> _WORK TO COMPLETE_:
Below are records to be output exactly, every one of them.

> _SOURCE RECORDS_:
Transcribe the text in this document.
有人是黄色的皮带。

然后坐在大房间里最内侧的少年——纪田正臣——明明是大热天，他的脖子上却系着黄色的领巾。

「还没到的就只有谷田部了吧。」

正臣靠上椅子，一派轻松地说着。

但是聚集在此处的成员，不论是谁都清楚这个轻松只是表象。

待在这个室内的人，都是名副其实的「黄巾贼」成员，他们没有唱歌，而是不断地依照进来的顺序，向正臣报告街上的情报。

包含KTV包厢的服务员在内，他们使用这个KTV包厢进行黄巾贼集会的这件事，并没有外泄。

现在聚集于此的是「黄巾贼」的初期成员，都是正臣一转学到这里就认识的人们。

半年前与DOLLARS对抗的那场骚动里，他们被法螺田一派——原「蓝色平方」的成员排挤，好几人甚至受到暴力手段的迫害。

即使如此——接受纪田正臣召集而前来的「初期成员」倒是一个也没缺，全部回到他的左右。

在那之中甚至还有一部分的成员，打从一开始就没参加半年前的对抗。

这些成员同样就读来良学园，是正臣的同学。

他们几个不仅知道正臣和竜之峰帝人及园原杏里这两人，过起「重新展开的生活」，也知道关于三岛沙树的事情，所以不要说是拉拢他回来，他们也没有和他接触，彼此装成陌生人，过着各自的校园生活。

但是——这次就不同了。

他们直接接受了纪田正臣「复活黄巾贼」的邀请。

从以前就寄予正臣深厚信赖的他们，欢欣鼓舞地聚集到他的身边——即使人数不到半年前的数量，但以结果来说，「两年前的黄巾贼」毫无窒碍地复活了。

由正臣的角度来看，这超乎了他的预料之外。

> _FULL ANSWER_:
Transcribe the text in this document.
有人是黄色的皮带。

然后坐在大房间里最内侧的少年——纪田正臣——明明是大热天，他的脖子上却系着黄色的领巾。

「还没到的就只有谷田部了吧。」

正臣靠上椅子，一派轻松地说着。

但是聚集在此处的成员，不论是谁都清楚这个轻松只是表象。

待在这个室内的人，都是名副其实的「黄巾贼」成员，他们没有唱歌，而是不断地依照进来的顺序，向正臣报告街上的情报。

包含KTV包厢的服务员在内，他们使用这个KTV包厢进行黄巾贼集会的这件事，并没有外泄。

现在聚集于此的是「黄巾贼」的初期成员，都是正臣一转学到这里就认识的人们。

半年前与DOLLARS对抗的那场骚动里，他们被法螺田一派——原「蓝色平方」的成员排挤，好几人甚至受到暴力手段的迫害。

即使如此——接受纪田正臣召集而前来的「初期成员」倒是一个也没缺，全部回到他的左右。

在那之中甚至还有一部分的成员，打从一开始就没参加半年前的对抗。

这些成员同样就读来良学园，是正臣的同学。

他们几个不仅知道正臣和竜之峰帝人及园原杏里这两人，过起「重新展开的生活」，也知道关于三岛沙树的事情，所以不要说是拉拢他回来，他们也没有和他接触，彼此装成陌生人，过着各自的校园生活。

但是——这次就不同了。

他们直接接受了纪田正臣「复活黄巾贼」的邀请。

从以前就寄予正臣深厚信赖的他们，欢欣鼓舞地聚集到他的身边——即使人数不到半年前的数量，但以结果来说，「两年前的黄巾贼」毫无窒碍地复活了。

由正臣的角度来看，这超乎了他的预料之外。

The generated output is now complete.